* **Exercise brief**: Recast the lines of the entries below as a Markdown table with the columns No. and Line, numbering each row and leaving out blank lines. Begin at the line that has "bar-151 [2391, 133, 2400, 433]" and stop after the line that has "regime-cell-98 [1595, 805, 1608, 893]".

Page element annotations
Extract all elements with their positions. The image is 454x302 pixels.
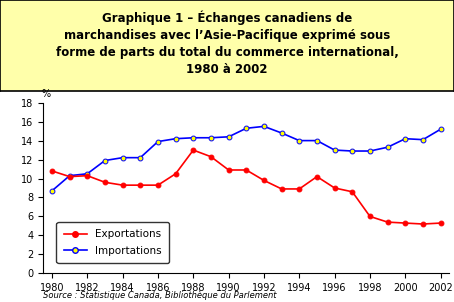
Exportations [120,183,125,187]
Importations [261,124,266,128]
Exportations [438,221,444,225]
Importations [155,140,161,143]
Importations [191,136,196,140]
Importations [332,148,337,152]
Exportations [49,169,54,173]
Exportations [84,174,90,178]
Importations [314,139,320,143]
Exportations [67,175,72,178]
Exportations [350,190,355,194]
Importations [243,127,249,130]
Exportations [332,186,337,190]
Importations [279,131,284,135]
Importations [385,146,390,149]
Importations [67,174,72,178]
Exportations [102,181,108,184]
Importations [296,139,302,143]
Exportations [296,187,302,191]
Line: Importations: Importations [49,124,443,193]
Exportations [155,183,161,187]
Exportations [243,168,249,172]
Importations [226,135,232,139]
Importations [367,149,373,153]
Exportations [173,172,178,175]
Exportations [403,221,408,225]
Importations [84,172,90,175]
Exportations [208,155,214,159]
Importations [173,137,178,140]
Exportations [279,187,284,191]
Legend: Exportations, Importations: Exportations, Importations [56,222,169,263]
Text: Graphique 1 – Échanges canadiens de
marchandises avec l’Asie-Pacifique exprimé s: Graphique 1 – Échanges canadiens de marc… [55,11,399,76]
Importations [208,136,214,140]
Exportations [261,178,266,182]
Importations [420,138,426,141]
Importations [438,127,444,131]
Text: %: % [41,89,50,99]
Exportations [367,215,373,218]
Exportations [191,148,196,152]
Line: Exportations: Exportations [49,148,443,226]
Importations [49,189,54,193]
Exportations [138,183,143,187]
Exportations [420,222,426,226]
Importations [120,156,125,159]
Exportations [385,220,390,224]
Importations [350,149,355,153]
Importations [403,137,408,140]
Importations [138,156,143,159]
Importations [102,159,108,162]
Exportations [314,175,320,178]
Exportations [226,168,232,172]
Text: Source : Statistique Canada, Bibliothèque du Parlement: Source : Statistique Canada, Bibliothèqu… [43,291,276,300]
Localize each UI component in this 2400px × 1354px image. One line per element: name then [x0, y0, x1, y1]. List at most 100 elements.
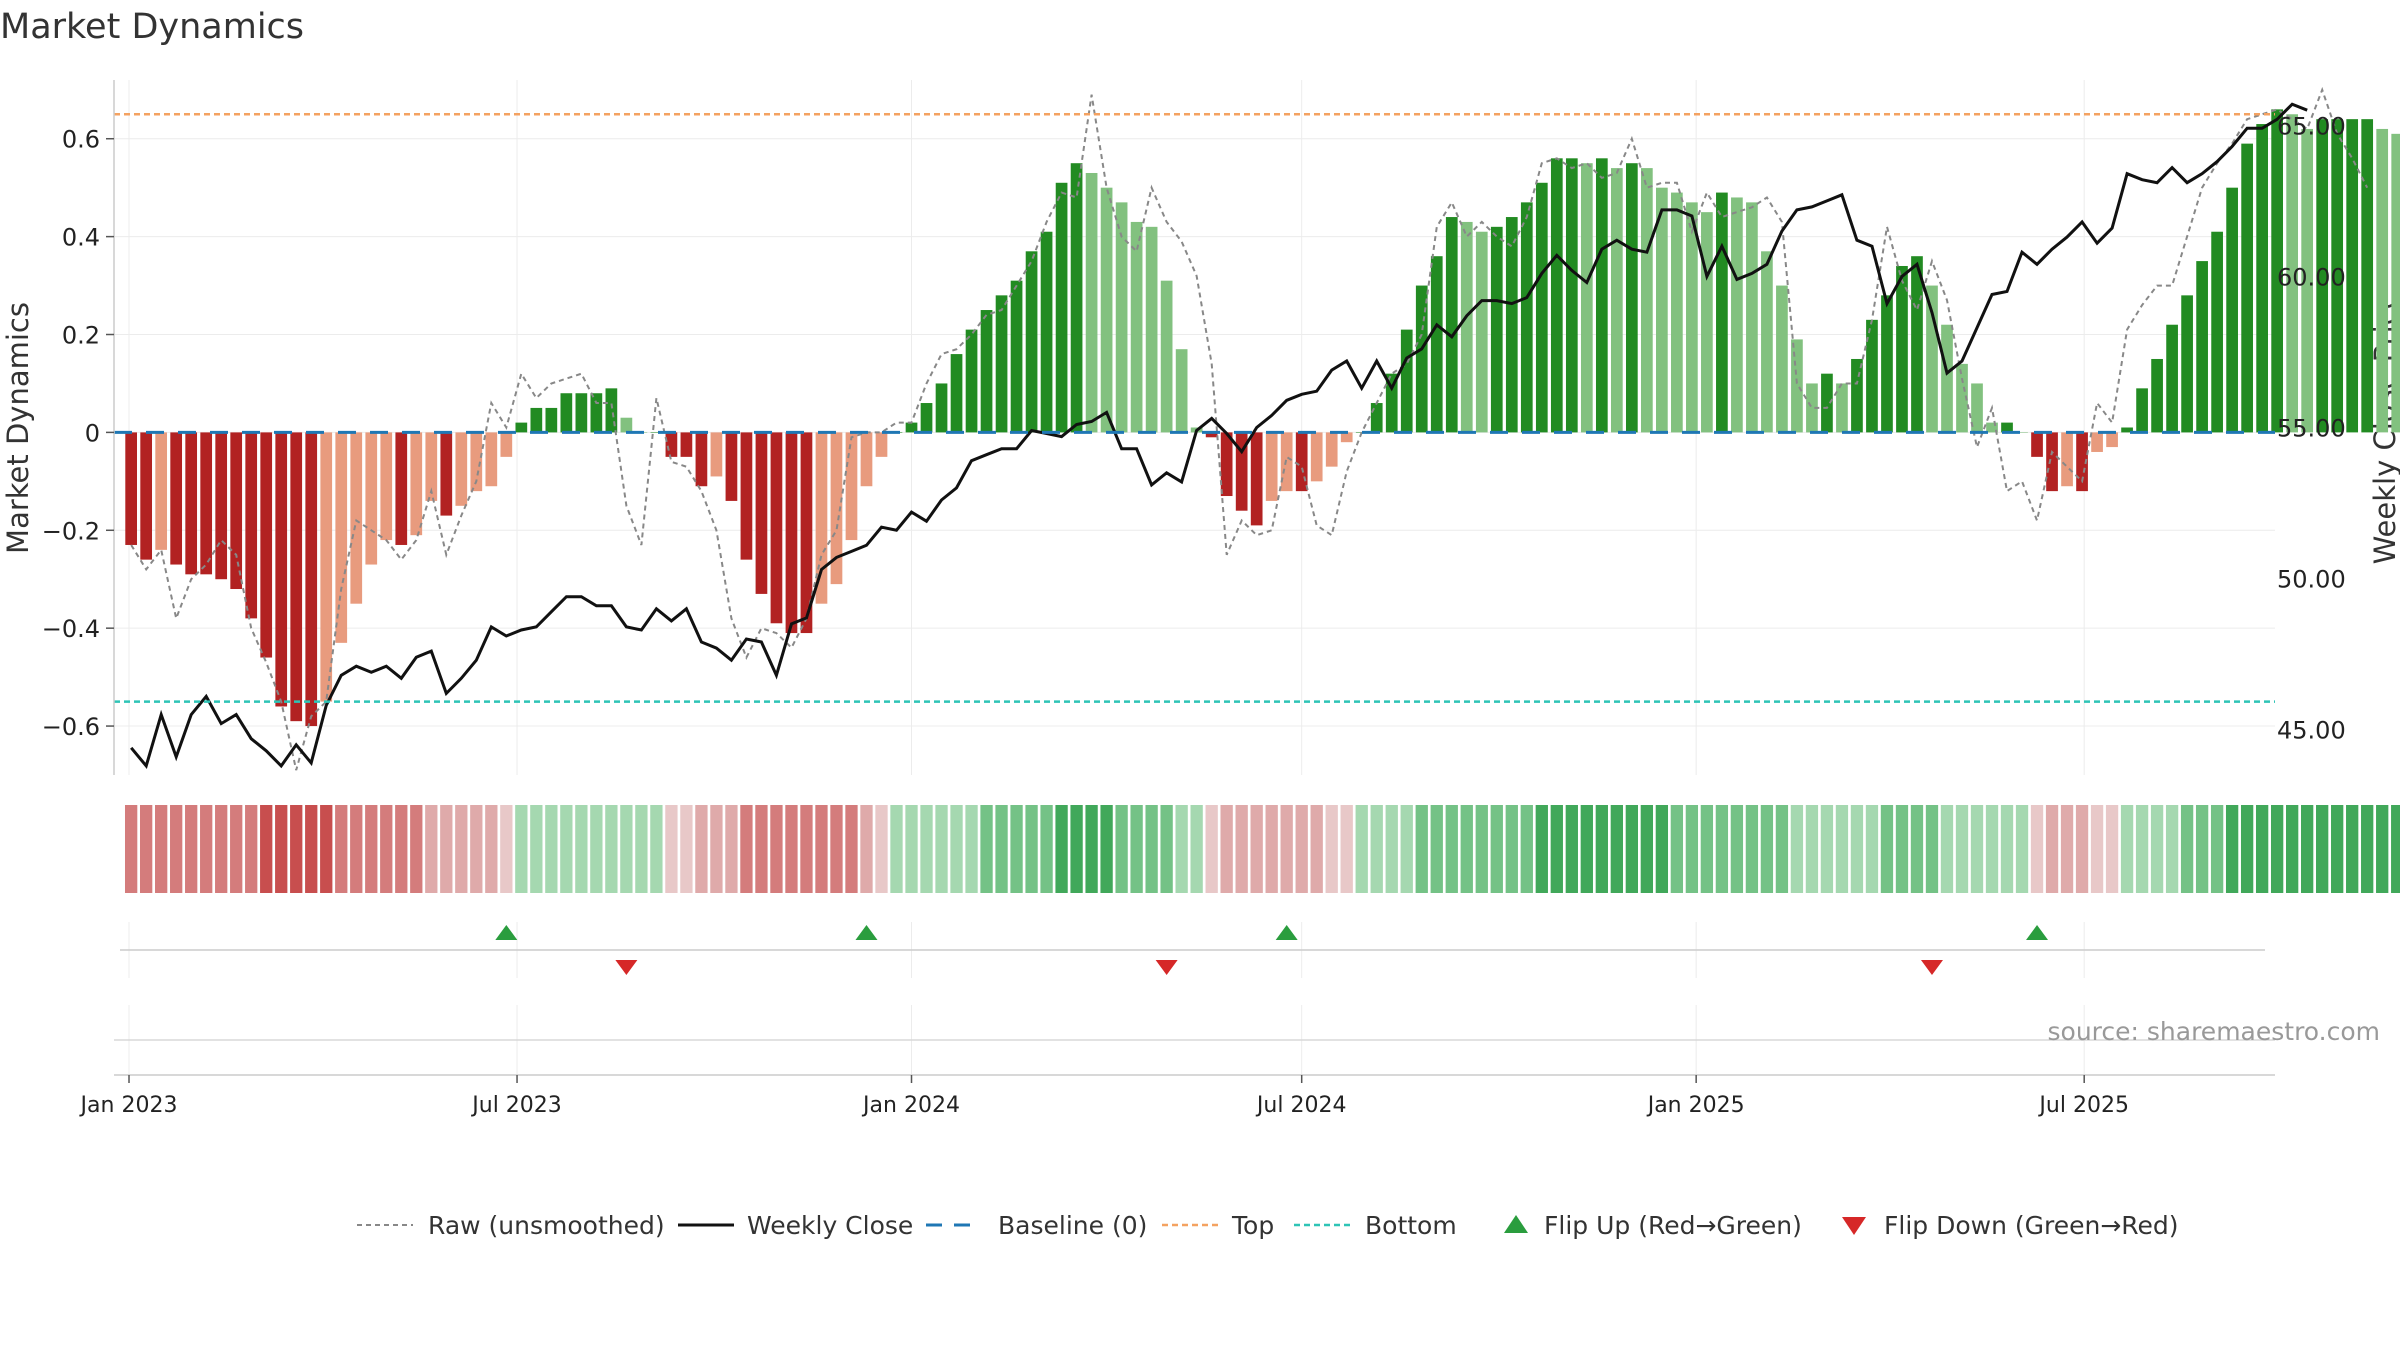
bar-151 [2391, 133, 2400, 433]
flip-up-marker-3 [2026, 925, 2049, 940]
market-dynamics-bars [125, 109, 2400, 727]
bar-123 [1971, 383, 1983, 433]
flip-up-marker-0 [495, 925, 518, 940]
regime-cell-33 [620, 805, 633, 893]
bar-125 [2001, 422, 2013, 433]
left-tick-label-0: −0.6 [42, 713, 100, 741]
left-tick-label-2: −0.2 [42, 517, 100, 545]
bar-149 [2361, 119, 2374, 433]
regime-cell-23 [470, 805, 483, 893]
regime-cell-121 [1940, 805, 1954, 893]
regime-cell-81 [1340, 805, 1353, 893]
bar-130 [2076, 432, 2088, 492]
bar-21 [440, 432, 453, 516]
regime-strip [124, 805, 2400, 893]
bar-122 [1956, 363, 1968, 433]
series-lines [114, 86, 2369, 771]
bar-93 [1520, 202, 1533, 433]
bar-6 [215, 432, 228, 580]
regime-cell-41 [740, 805, 753, 893]
legend-label-top: Top [1231, 1211, 1274, 1240]
flip-up-marker-1 [855, 925, 878, 940]
bar-95 [1550, 158, 1563, 433]
legend-swatch-flip-up [1504, 1215, 1528, 1233]
regime-cell-0 [124, 805, 138, 893]
bar-25 [500, 432, 513, 457]
bar-124 [1986, 422, 1998, 433]
regime-cell-98 [1595, 805, 1608, 893]
bar-58 [995, 295, 1008, 433]
bar-148 [2346, 119, 2359, 433]
regime-cell-114 [1835, 805, 1849, 893]
bar-67 [1130, 221, 1143, 433]
regime-cell-142 [2255, 805, 2269, 893]
bar-141 [2241, 143, 2253, 433]
regime-cell-79 [1310, 805, 1323, 893]
regime-cell-55 [950, 805, 963, 893]
bar-105 [1701, 212, 1713, 433]
regime-cell-3 [170, 805, 183, 893]
regime-cell-37 [680, 805, 693, 893]
bar-27 [530, 407, 543, 433]
regime-cell-118 [1895, 805, 1909, 893]
regime-cell-90 [1475, 805, 1488, 893]
regime-cell-130 [2075, 805, 2089, 893]
axes: −0.6 −0.4 −0.2 0 0.2 0.4 0.6 45.00 50.00 55.00 60.… [42, 80, 2346, 775]
bar-44 [785, 432, 798, 634]
regime-cell-53 [920, 805, 933, 893]
regime-cell-104 [1685, 805, 1699, 893]
bar-46 [815, 432, 828, 604]
regime-cell-74 [1235, 805, 1248, 893]
regime-cell-11 [290, 805, 303, 893]
bar-98 [1595, 158, 1608, 433]
regime-cell-107 [1730, 805, 1744, 893]
regime-cell-56 [965, 805, 978, 893]
bar-145 [2301, 128, 2314, 433]
regime-cell-44 [785, 805, 798, 893]
regime-cell-5 [200, 805, 213, 893]
regime-cell-137 [2180, 805, 2194, 893]
bar-45 [800, 432, 813, 634]
chart-title: Market Dynamics [0, 7, 304, 47]
bar-138 [2196, 261, 2208, 433]
regime-cell-140 [2225, 805, 2239, 893]
right-tick-label-4: 65.00 [2277, 112, 2346, 140]
regime-cell-72 [1205, 805, 1218, 893]
bar-100 [1625, 163, 1638, 433]
regime-cell-108 [1745, 805, 1759, 893]
regime-cell-149 [2361, 805, 2374, 893]
bar-134 [2136, 388, 2148, 433]
bar-150 [2376, 128, 2389, 433]
regime-cell-54 [935, 805, 948, 893]
regime-cell-16 [365, 805, 378, 893]
regime-cell-111 [1790, 805, 1804, 893]
regime-cell-87 [1430, 805, 1443, 893]
bar-42 [755, 432, 768, 594]
x-tick-label-4: Jan 2025 [1646, 1093, 1745, 1118]
bar-11 [290, 432, 303, 722]
bar-14 [335, 432, 348, 643]
regime-cell-7 [230, 805, 243, 893]
regime-cell-143 [2270, 805, 2284, 893]
bar-50 [875, 432, 888, 457]
bar-108 [1746, 202, 1758, 433]
bar-87 [1430, 256, 1443, 433]
bar-57 [980, 310, 993, 433]
regime-cell-102 [1655, 805, 1669, 893]
regime-cell-105 [1700, 805, 1714, 893]
regime-cell-86 [1415, 805, 1428, 893]
regime-cell-28 [545, 805, 558, 893]
regime-cell-6 [215, 805, 228, 893]
regime-cell-30 [575, 805, 588, 893]
regime-cell-70 [1175, 805, 1188, 893]
bar-83 [1370, 403, 1383, 433]
regime-cell-115 [1850, 805, 1864, 893]
regime-cell-13 [320, 805, 333, 893]
bar-119 [1911, 256, 1923, 433]
regime-cell-15 [350, 805, 363, 893]
left-tick-label-1: −0.4 [42, 615, 100, 643]
bar-73 [1220, 432, 1233, 497]
bar-0 [125, 432, 138, 545]
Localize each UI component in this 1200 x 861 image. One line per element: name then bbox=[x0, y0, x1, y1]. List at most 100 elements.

* **Task response**:
| No. | Line |
|---|---|
| 1 | bar-151 [2391, 133, 2400, 433] |
| 2 | flip-up-marker-3 [2026, 925, 2049, 940] |
| 3 | market-dynamics-bars [125, 109, 2400, 727] |
| 4 | bar-123 [1971, 383, 1983, 433] |
| 5 | flip-up-marker-0 [495, 925, 518, 940] |
| 6 | regime-cell-33 [620, 805, 633, 893] |
| 7 | bar-125 [2001, 422, 2013, 433] |
| 8 | left-tick-label-0: −0.6 [42, 713, 100, 741] |
| 9 | left-tick-label-2: −0.2 [42, 517, 100, 545] |
| 10 | bar-149 [2361, 119, 2374, 433] |
| 11 | regime-cell-23 [470, 805, 483, 893] |
| 12 | regime-cell-121 [1940, 805, 1954, 893] |
| 13 | regime-cell-81 [1340, 805, 1353, 893] |
| 14 | bar-130 [2076, 432, 2088, 492] |
| 15 | bar-21 [440, 432, 453, 516] |
| 16 | regime-strip [124, 805, 2400, 893] |
| 17 | bar-122 [1956, 363, 1968, 433] |
| 18 | series-lines [114, 86, 2369, 771] |
| 19 | bar-93 [1520, 202, 1533, 433] |
| 20 | bar-6 [215, 432, 228, 580] |
| 21 | regime-cell-41 [740, 805, 753, 893] |
| 22 | legend-label-top: Top [1231, 1211, 1274, 1240] |
| 23 | flip-up-marker-1 [855, 925, 878, 940] |
| 24 | bar-95 [1550, 158, 1563, 433] |
| 25 | legend-swatch-flip-up [1504, 1215, 1528, 1233] |
| 26 | regime-cell-0 [124, 805, 138, 893] |
| 27 | bar-25 [500, 432, 513, 457] |
| 28 | bar-124 [1986, 422, 1998, 433] |
| 29 | regime-cell-98 [1595, 805, 1608, 893] |